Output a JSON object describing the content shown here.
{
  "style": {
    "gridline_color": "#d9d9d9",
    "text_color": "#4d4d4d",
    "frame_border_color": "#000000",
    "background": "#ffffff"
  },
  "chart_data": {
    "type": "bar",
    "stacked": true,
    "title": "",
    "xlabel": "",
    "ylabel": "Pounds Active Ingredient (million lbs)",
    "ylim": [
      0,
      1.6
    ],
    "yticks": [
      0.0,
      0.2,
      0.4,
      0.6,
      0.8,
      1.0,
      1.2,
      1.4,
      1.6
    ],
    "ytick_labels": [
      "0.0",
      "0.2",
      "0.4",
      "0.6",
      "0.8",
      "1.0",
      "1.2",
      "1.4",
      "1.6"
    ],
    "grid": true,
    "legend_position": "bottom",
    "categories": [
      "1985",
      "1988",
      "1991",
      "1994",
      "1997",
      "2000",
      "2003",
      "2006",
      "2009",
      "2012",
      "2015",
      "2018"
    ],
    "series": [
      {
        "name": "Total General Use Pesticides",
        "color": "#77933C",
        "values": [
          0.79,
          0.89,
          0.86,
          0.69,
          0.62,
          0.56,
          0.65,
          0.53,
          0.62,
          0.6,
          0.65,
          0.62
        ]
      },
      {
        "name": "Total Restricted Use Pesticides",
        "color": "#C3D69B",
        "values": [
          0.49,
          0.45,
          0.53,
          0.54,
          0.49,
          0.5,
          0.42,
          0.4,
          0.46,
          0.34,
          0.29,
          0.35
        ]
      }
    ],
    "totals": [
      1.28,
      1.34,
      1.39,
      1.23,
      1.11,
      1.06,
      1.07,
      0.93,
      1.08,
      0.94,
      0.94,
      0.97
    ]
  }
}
════════
=== WHAT YOU ARE ASKED TO DO ===
Each line of the material must be restated exactly.

=== THE OUTPUT ===
Output a JSON object describing the content shown here.
{
  "style": {
    "gridline_color": "#d9d9d9",
    "text_color": "#4d4d4d",
    "frame_border_color": "#000000",
    "background": "#ffffff"
  },
  "chart_data": {
    "type": "bar",
    "stacked": true,
    "title": "",
    "xlabel": "",
    "ylabel": "Pounds Active Ingredient (million lbs)",
    "ylim": [
      0,
      1.6
    ],
    "yticks": [
      0.0,
      0.2,
      0.4,
      0.6,
      0.8,
      1.0,
      1.2,
      1.4,
      1.6
    ],
    "ytick_labels": [
      "0.0",
      "0.2",
      "0.4",
      "0.6",
      "0.8",
      "1.0",
      "1.2",
      "1.4",
      "1.6"
    ],
    "grid": true,
    "legend_position": "bottom",
    "categories": [
      "1985",
      "1988",
      "1991",
      "1994",
      "1997",
      "2000",
      "2003",
      "2006",
      "2009",
      "2012",
      "2015",
      "2018"
    ],
    "series": [
      {
        "name": "Total General Use Pesticides",
        "color": "#77933C",
        "values": [
          0.79,
          0.89,
          0.86,
          0.69,
          0.62,
          0.56,
          0.65,
          0.53,
          0.62,
          0.6,
          0.65,
          0.62
        ]
      },
      {
        "name": "Total Restricted Use Pesticides",
        "color": "#C3D69B",
        "values": [
          0.49,
          0.45,
          0.53,
          0.54,
          0.49,
          0.5,
          0.42,
          0.4,
          0.46,
          0.34,
          0.29,
          0.35
        ]
      }
    ],
    "totals": [
      1.28,
      1.34,
      1.39,
      1.23,
      1.11,
      1.06,
      1.07,
      0.93,
      1.08,
      0.94,
      0.94,
      0.97
    ]
  }
}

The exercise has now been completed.